Stated task |
Count the lines containing "może" in the entries underneath, and state that count without anything else.

Dataset items |
'''

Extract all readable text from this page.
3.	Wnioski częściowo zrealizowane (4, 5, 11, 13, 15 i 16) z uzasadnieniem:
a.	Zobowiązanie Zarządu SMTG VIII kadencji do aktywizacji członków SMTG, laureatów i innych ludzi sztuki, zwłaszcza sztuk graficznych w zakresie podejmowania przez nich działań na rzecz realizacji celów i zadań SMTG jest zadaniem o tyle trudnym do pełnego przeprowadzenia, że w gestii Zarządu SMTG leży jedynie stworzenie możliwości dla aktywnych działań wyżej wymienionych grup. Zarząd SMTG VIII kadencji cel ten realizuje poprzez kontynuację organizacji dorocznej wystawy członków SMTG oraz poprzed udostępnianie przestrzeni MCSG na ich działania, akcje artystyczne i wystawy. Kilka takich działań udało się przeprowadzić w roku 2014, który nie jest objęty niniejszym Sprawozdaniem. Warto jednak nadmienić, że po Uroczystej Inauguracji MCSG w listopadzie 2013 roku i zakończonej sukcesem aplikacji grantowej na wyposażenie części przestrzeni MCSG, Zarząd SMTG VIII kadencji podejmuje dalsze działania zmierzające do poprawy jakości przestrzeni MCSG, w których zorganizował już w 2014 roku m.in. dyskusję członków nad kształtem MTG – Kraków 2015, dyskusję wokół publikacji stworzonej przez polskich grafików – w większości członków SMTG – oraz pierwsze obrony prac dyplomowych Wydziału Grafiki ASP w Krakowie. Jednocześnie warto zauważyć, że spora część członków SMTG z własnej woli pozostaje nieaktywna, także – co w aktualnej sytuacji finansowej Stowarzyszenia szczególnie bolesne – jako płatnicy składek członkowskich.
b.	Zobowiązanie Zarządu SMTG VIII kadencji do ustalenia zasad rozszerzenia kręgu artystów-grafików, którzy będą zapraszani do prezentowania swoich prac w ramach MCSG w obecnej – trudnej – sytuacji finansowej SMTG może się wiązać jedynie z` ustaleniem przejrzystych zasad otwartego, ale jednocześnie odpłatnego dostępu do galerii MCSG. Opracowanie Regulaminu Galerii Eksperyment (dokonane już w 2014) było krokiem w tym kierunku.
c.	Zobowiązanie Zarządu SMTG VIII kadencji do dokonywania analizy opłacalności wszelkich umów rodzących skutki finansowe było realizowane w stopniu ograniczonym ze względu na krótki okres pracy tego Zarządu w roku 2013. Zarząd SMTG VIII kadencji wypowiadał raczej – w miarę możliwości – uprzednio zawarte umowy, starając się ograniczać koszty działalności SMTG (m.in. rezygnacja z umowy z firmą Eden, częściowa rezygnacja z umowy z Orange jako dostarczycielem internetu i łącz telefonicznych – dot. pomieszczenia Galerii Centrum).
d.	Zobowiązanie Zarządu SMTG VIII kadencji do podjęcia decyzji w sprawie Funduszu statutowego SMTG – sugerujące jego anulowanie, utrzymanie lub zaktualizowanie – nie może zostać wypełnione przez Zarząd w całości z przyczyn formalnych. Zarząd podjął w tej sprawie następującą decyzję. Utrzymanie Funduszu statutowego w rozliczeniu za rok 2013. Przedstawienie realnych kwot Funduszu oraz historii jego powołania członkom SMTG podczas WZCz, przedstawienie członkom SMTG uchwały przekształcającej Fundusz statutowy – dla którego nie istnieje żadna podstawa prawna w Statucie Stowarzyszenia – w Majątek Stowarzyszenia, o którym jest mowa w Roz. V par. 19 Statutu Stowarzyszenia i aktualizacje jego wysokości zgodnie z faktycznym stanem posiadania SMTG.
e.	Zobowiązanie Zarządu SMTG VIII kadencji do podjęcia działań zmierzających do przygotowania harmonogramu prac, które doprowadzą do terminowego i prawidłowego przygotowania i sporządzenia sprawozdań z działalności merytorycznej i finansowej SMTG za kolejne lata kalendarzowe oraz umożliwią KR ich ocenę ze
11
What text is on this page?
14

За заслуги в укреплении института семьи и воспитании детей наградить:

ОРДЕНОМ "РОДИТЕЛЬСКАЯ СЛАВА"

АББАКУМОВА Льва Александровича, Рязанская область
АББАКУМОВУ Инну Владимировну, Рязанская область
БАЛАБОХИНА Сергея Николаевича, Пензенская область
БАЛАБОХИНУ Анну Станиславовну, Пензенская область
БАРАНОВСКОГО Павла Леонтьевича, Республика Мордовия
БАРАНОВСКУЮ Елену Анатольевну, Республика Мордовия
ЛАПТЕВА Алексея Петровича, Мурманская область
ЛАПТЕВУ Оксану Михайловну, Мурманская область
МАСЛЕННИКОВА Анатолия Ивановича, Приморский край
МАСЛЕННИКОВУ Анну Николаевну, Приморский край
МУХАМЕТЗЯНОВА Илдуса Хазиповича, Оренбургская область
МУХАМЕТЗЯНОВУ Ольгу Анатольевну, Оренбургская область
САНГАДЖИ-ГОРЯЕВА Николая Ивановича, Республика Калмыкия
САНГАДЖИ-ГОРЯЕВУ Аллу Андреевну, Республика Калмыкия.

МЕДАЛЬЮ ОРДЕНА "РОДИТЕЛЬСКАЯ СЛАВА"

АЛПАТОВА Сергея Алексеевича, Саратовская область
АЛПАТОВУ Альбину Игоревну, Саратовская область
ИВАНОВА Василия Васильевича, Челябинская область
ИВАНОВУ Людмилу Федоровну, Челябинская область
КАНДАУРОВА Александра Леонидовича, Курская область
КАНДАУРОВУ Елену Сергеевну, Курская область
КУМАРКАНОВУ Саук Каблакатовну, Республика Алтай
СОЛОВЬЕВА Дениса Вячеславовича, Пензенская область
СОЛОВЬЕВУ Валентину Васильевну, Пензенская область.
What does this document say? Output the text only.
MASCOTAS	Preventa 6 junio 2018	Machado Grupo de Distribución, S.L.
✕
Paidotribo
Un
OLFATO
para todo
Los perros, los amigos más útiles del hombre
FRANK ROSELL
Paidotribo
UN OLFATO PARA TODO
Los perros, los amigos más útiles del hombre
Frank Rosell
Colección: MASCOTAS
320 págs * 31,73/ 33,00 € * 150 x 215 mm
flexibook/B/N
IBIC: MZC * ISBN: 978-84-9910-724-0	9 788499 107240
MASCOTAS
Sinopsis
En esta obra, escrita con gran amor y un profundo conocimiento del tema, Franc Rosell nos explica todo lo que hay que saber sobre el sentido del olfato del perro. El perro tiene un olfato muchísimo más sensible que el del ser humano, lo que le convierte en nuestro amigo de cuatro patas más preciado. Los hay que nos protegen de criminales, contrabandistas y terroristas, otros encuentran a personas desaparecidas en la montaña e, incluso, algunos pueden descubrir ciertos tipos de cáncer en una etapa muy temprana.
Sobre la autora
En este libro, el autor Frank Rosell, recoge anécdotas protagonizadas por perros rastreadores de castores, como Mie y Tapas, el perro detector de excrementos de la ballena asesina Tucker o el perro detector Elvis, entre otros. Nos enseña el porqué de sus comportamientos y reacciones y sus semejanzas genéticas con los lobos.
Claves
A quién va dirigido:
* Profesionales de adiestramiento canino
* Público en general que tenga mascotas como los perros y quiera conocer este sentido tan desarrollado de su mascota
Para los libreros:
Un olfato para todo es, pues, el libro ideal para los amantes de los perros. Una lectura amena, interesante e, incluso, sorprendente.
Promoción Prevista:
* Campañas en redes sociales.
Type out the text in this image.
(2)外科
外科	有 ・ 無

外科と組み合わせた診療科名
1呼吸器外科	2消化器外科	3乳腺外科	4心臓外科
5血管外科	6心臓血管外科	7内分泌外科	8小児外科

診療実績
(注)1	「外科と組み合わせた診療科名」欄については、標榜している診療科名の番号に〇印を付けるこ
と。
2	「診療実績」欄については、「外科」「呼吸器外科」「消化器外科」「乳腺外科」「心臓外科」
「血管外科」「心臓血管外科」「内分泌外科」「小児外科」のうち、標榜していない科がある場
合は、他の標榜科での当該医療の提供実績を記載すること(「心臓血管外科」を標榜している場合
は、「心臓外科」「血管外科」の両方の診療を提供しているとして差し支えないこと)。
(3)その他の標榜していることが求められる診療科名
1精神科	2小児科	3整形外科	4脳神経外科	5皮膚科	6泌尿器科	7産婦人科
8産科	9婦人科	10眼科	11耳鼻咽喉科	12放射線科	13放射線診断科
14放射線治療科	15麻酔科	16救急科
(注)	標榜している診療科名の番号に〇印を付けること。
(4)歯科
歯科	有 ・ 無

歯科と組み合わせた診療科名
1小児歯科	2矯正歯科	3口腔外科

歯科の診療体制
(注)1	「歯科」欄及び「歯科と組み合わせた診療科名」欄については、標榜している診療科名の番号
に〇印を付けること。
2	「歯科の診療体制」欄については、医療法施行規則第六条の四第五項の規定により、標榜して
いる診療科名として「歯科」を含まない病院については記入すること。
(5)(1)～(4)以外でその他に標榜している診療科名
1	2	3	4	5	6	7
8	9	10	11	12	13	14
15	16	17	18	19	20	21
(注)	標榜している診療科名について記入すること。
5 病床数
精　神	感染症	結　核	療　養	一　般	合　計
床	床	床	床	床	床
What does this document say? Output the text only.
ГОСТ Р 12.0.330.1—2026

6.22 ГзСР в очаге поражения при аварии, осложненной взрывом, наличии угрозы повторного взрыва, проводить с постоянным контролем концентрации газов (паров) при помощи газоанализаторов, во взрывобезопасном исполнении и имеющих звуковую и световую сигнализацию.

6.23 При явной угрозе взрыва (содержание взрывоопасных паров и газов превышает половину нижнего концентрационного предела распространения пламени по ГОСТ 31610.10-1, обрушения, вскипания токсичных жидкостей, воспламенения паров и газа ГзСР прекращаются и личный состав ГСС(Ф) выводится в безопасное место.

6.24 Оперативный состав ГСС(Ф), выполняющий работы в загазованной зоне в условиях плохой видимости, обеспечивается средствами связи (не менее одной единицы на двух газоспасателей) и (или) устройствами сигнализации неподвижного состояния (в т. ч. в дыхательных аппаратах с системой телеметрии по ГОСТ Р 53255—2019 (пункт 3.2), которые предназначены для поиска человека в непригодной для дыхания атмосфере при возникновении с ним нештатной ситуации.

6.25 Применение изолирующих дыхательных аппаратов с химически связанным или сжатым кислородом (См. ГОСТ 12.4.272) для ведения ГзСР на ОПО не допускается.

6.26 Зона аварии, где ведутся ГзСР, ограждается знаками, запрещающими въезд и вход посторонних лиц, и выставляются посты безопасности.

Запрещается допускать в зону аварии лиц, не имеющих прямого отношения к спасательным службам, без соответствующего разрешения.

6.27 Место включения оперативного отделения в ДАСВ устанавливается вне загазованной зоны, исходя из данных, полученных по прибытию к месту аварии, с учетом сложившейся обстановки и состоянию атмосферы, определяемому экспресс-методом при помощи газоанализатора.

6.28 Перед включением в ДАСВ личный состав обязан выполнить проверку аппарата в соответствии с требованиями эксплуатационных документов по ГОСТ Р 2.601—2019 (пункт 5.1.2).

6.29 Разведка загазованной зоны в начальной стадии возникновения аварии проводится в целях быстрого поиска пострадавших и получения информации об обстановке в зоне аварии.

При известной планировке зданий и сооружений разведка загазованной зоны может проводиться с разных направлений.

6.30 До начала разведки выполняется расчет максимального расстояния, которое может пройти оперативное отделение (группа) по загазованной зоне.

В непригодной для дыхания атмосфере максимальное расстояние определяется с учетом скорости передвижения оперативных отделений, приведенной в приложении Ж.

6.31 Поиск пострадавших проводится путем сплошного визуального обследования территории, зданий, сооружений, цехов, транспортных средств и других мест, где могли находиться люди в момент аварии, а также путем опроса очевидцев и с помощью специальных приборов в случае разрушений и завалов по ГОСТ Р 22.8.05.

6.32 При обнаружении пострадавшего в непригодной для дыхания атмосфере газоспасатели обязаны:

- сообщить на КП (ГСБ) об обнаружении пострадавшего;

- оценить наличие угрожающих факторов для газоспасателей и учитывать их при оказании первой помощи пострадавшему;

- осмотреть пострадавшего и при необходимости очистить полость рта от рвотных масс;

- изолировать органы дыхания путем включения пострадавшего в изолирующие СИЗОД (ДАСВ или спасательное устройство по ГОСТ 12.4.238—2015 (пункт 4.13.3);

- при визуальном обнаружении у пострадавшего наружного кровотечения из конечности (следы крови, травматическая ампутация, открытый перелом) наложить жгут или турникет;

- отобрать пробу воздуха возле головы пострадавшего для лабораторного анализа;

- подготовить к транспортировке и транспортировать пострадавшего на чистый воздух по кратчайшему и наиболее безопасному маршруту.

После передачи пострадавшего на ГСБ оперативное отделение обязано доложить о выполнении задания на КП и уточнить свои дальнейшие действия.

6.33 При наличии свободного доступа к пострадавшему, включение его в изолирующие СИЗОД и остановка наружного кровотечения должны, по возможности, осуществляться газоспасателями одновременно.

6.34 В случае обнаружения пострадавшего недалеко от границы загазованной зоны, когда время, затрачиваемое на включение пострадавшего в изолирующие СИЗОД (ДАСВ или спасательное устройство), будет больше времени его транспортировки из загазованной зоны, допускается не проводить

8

'''

Written answer |
2